### Set problem
Find the lines that hold "ЄДРПОУ". Report only how many there are.

╭─ Material

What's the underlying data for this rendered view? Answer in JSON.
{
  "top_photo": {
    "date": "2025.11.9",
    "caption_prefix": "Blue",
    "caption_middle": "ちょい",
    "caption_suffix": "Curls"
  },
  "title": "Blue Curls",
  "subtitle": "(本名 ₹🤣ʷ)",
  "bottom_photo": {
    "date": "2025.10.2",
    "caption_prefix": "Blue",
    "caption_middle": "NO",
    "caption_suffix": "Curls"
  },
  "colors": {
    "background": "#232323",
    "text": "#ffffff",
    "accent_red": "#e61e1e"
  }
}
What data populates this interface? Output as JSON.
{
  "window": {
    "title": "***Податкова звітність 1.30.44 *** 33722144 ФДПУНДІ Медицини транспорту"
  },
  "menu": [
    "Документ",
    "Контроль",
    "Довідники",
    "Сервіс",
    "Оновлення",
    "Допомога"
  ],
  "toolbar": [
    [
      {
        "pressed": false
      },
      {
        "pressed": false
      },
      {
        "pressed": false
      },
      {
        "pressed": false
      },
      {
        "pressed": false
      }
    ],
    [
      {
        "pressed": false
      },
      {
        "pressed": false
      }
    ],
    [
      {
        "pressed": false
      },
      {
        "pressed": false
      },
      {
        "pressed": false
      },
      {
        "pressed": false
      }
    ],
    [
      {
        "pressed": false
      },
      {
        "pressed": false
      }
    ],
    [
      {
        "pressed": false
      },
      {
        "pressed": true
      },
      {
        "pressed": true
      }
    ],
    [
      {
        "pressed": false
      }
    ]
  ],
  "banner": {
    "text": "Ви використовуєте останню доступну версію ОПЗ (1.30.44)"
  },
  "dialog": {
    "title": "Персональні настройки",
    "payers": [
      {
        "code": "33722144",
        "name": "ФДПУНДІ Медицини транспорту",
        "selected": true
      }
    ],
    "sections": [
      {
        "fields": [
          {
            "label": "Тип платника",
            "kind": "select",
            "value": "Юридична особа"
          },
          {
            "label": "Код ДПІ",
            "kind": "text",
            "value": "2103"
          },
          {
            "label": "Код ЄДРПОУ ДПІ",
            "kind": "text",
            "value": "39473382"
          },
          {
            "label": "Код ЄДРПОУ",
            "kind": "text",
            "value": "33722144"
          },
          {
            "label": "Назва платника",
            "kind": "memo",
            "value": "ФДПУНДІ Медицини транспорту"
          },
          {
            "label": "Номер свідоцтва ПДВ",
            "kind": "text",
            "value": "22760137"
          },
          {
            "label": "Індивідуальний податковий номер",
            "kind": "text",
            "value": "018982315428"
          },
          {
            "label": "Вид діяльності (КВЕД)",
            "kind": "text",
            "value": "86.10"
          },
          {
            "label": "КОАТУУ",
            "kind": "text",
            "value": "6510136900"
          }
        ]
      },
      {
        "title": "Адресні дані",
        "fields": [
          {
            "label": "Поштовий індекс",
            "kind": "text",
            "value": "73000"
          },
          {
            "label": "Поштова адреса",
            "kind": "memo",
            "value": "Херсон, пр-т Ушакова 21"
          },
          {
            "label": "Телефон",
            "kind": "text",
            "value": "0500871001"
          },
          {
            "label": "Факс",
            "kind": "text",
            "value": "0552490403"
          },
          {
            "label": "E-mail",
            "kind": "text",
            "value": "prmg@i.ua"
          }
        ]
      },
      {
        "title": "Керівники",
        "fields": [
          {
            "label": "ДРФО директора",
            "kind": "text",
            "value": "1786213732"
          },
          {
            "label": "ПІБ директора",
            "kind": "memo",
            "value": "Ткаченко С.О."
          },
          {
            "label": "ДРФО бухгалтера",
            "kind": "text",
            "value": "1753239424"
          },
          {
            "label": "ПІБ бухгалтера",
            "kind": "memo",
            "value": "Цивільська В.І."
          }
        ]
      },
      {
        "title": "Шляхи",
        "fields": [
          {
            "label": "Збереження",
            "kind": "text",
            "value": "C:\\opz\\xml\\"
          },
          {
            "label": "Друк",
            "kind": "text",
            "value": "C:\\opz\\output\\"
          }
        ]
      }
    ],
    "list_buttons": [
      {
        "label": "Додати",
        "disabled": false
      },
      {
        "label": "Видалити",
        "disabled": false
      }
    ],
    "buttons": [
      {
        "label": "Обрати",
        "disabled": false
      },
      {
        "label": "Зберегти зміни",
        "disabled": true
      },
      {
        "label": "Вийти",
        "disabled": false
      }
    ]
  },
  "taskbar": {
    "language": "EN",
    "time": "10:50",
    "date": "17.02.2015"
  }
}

╰─

### Problem solution
2